What is needed => Pick out every line that holds the string "Tipo" and copy it.

Material provided =>
****
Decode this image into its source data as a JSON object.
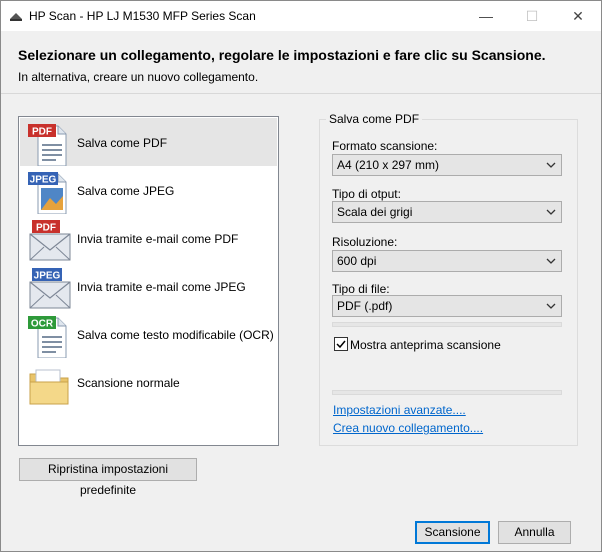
{
  "window": {
    "title": "HP Scan - HP LJ M1530 MFP Series Scan",
    "controls": {
      "minimize": "—",
      "maximize": "☐",
      "close": "✕"
    }
  },
  "header": {
    "heading": "Selezionare un collegamento, regolare le impostazioni e fare clic su Scansione.",
    "subheading": "In alternativa, creare un nuovo collegamento."
  },
  "shortcuts": {
    "items": [
      {
        "label": "Salva come PDF",
        "icon": "pdf-document-icon",
        "badge": "PDF",
        "badge_color": "#c8312c"
      },
      {
        "label": "Salva come JPEG",
        "icon": "jpeg-image-icon",
        "badge": "JPEG",
        "badge_color": "#3563b5"
      },
      {
        "label": "Invia tramite e-mail come PDF",
        "icon": "email-pdf-icon",
        "badge": "PDF",
        "badge_color": "#c8312c"
      },
      {
        "label": "Invia tramite e-mail come JPEG",
        "icon": "email-jpeg-icon",
        "badge": "JPEG",
        "badge_color": "#3563b5"
      },
      {
        "label": "Salva come testo modificabile (OCR)",
        "icon": "ocr-document-icon",
        "badge": "OCR",
        "badge_color": "#2e9a3a"
      },
      {
        "label": "Scansione normale",
        "icon": "folder-icon",
        "badge": "",
        "badge_color": ""
      }
    ],
    "selected_index": 0
  },
  "reset_button": "Ripristina impostazioni predefinite",
  "settings": {
    "group_title": "Salva come PDF",
    "scan_format": {
      "label": "Formato scansione:",
      "value": "A4 (210 x 297 mm)"
    },
    "output_type": {
      "label": "Tipo di otput:",
      "value": "Scala dei grigi"
    },
    "resolution": {
      "label": "Risoluzione:",
      "value": "600 dpi"
    },
    "file_type": {
      "label": "Tipo di file:",
      "value": "PDF (.pdf)"
    },
    "preview": {
      "label": "Mostra anteprima scansione",
      "checked": true
    },
    "advanced_link": "Impostazioni avanzate....",
    "new_shortcut_link": "Crea nuovo collegamento...."
  },
  "buttons": {
    "scan": "Scansione",
    "cancel": "Annulla"
  },
  "colors": {
    "accent": "#0078d7",
    "link": "#0066cc",
    "selection": "#e5e5e5"
  }
}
****
Correct output =>
      "label": "Tipo di otput:",
      "label": "Tipo di file:",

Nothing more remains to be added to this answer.